■ Information supplied

· · · ·

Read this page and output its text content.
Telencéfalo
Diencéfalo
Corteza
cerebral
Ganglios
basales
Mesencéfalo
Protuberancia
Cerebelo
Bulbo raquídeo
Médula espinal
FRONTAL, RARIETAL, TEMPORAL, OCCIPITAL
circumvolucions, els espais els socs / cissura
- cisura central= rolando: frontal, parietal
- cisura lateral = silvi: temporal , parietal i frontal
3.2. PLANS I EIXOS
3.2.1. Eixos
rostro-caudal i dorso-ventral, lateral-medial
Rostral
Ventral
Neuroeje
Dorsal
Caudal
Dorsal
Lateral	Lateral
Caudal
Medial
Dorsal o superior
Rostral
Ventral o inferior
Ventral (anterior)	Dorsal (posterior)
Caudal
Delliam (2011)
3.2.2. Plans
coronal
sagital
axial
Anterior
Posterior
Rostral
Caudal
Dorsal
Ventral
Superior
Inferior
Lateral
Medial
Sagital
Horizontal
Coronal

· · · ·

■ Your task
Without omitting anything, output the entries exactly.

■ Answer for this exercise
Read this page and output its text content.
Telencéfalo
Diencéfalo
Corteza
cerebral
Ganglios
basales
Mesencéfalo
Protuberancia
Cerebelo
Bulbo raquídeo
Médula espinal
FRONTAL, RARIETAL, TEMPORAL, OCCIPITAL
circumvolucions, els espais els socs / cissura
- cisura central= rolando: frontal, parietal
- cisura lateral = silvi: temporal , parietal i frontal
3.2. PLANS I EIXOS
3.2.1. Eixos
rostro-caudal i dorso-ventral, lateral-medial
Rostral
Ventral
Neuroeje
Dorsal
Caudal
Dorsal
Lateral	Lateral
Caudal
Medial
Dorsal o superior
Rostral
Ventral o inferior
Ventral (anterior)	Dorsal (posterior)
Caudal
Delliam (2011)
3.2.2. Plans
coronal
sagital
axial
Anterior
Posterior
Rostral
Caudal
Dorsal
Ventral
Superior
Inferior
Lateral
Medial
Sagital
Horizontal
Coronal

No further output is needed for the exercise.